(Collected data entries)

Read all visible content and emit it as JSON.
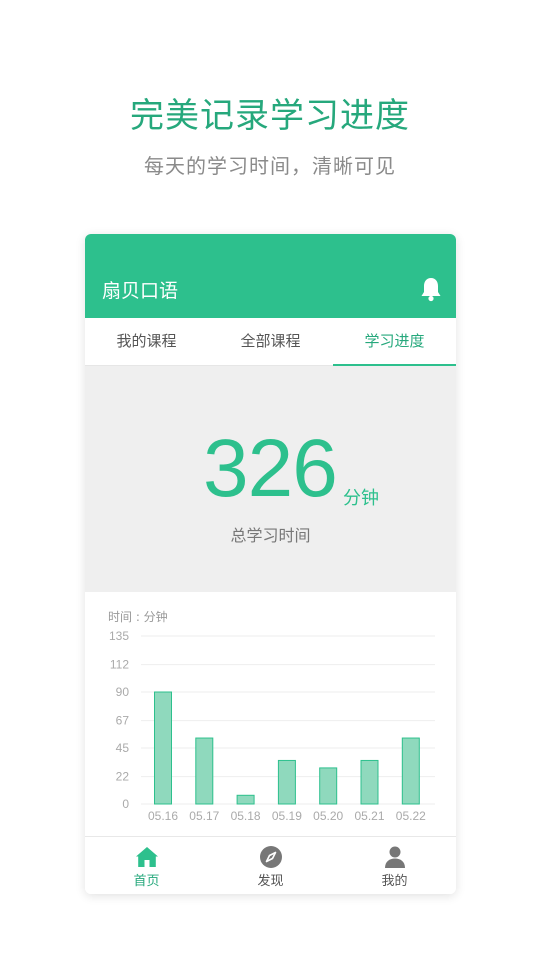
{
  "promo": {
    "title": "完美记录学习进度",
    "subtitle": "每天的学习时间，清晰可见"
  },
  "app": {
    "title": "扇贝口语",
    "notification_icon": "bell-icon"
  },
  "tabs": [
    {
      "label": "我的课程",
      "active": false
    },
    {
      "label": "全部课程",
      "active": false
    },
    {
      "label": "学习进度",
      "active": true
    }
  ],
  "stats": {
    "total_value": "326",
    "total_unit": "分钟",
    "total_label": "总学习时间"
  },
  "chart_data": {
    "type": "bar",
    "ylabel": "时间 : 分钟",
    "yticks": [
      0,
      22,
      45,
      67,
      90,
      112,
      135
    ],
    "ylim": [
      0,
      135
    ],
    "categories": [
      "05.16",
      "05.17",
      "05.18",
      "05.19",
      "05.20",
      "05.21",
      "05.22"
    ],
    "values": [
      90,
      53,
      7,
      35,
      29,
      35,
      53
    ],
    "bar_color": "#8fd9bd",
    "bar_stroke": "#2dc08d"
  },
  "bottom_nav": [
    {
      "label": "首页",
      "icon": "home-icon",
      "active": true
    },
    {
      "label": "发现",
      "icon": "compass-icon",
      "active": false
    },
    {
      "label": "我的",
      "icon": "user-icon",
      "active": false
    }
  ],
  "colors": {
    "accent": "#2dc08d",
    "accent_text": "#26a87c"
  }
}
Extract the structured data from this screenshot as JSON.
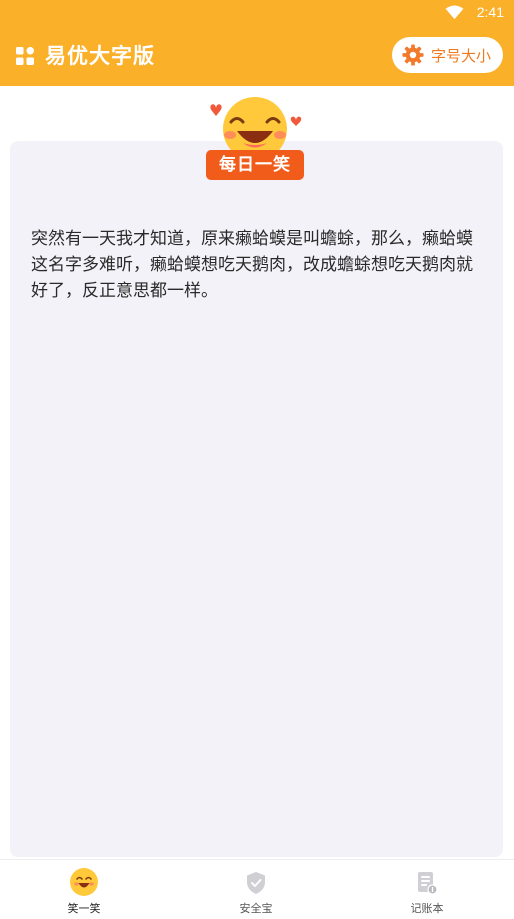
{
  "status_bar": {
    "time": "2:41"
  },
  "app_bar": {
    "title": "易优大字版",
    "font_size_button": "字号大小"
  },
  "card": {
    "badge": "每日一笑",
    "joke": "突然有一天我才知道，原来癞蛤蟆是叫蟾蜍，那么，癞蛤蟆这名字多难听，癞蛤蟆想吃天鹅肉，改成蟾蜍想吃天鹅肉就好了，反正意思都一样。"
  },
  "tabs": [
    {
      "label": "笑一笑",
      "icon": "smile-icon",
      "active": true
    },
    {
      "label": "安全宝",
      "icon": "shield-icon",
      "active": false
    },
    {
      "label": "记账本",
      "icon": "ledger-icon",
      "active": false
    }
  ],
  "colors": {
    "brand": "#fbb02a",
    "accent": "#f25c1b",
    "card_bg": "#f3f2f8"
  }
}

• _WRITTEN EXERCISE_:
Print all of the records shown above exactly, leaving out each picture.

• _TASK RESPONSE_:
Read all visible content and emit it as JSON.
{
  "promo": {
    "title": "完美记录学习进度",
    "subtitle": "每天的学习时间，清晰可见"
  },
  "app": {
    "title": "扇贝口语",
    "notification_icon": "bell-icon"
  },
  "tabs": [
    {
      "label": "我的课程",
      "active": false
    },
    {
      "label": "全部课程",
      "active": false
    },
    {
      "label": "学习进度",
      "active": true
    }
  ],
  "stats": {
    "total_value": "326",
    "total_unit": "分钟",
    "total_label": "总学习时间"
  },
  "chart_data": {
    "type": "bar",
    "ylabel": "时间 : 分钟",
    "yticks": [
      0,
      22,
      45,
      67,
      90,
      112,
      135
    ],
    "ylim": [
      0,
      135
    ],
    "categories": [
      "05.16",
      "05.17",
      "05.18",
      "05.19",
      "05.20",
      "05.21",
      "05.22"
    ],
    "values": [
      90,
      53,
      7,
      35,
      29,
      35,
      53
    ],
    "bar_color": "#8fd9bd",
    "bar_stroke": "#2dc08d"
  },
  "bottom_nav": [
    {
      "label": "首页",
      "icon": "home-icon",
      "active": true
    },
    {
      "label": "发现",
      "icon": "compass-icon",
      "active": false
    },
    {
      "label": "我的",
      "icon": "user-icon",
      "active": false
    }
  ],
  "colors": {
    "accent": "#2dc08d",
    "accent_text": "#26a87c"
  }
}
Extract the structured data from this screenshot as JSON.
{
  "status_bar": {
    "time": "2:41"
  },
  "app_bar": {
    "title": "易优大字版",
    "font_size_button": "字号大小"
  },
  "card": {
    "badge": "每日一笑",
    "joke": "突然有一天我才知道，原来癞蛤蟆是叫蟾蜍，那么，癞蛤蟆这名字多难听，癞蛤蟆想吃天鹅肉，改成蟾蜍想吃天鹅肉就好了，反正意思都一样。"
  },
  "tabs": [
    {
      "label": "笑一笑",
      "icon": "smile-icon",
      "active": true
    },
    {
      "label": "安全宝",
      "icon": "shield-icon",
      "active": false
    },
    {
      "label": "记账本",
      "icon": "ledger-icon",
      "active": false
    }
  ],
  "colors": {
    "brand": "#fbb02a",
    "accent": "#f25c1b",
    "card_bg": "#f3f2f8"
  }
}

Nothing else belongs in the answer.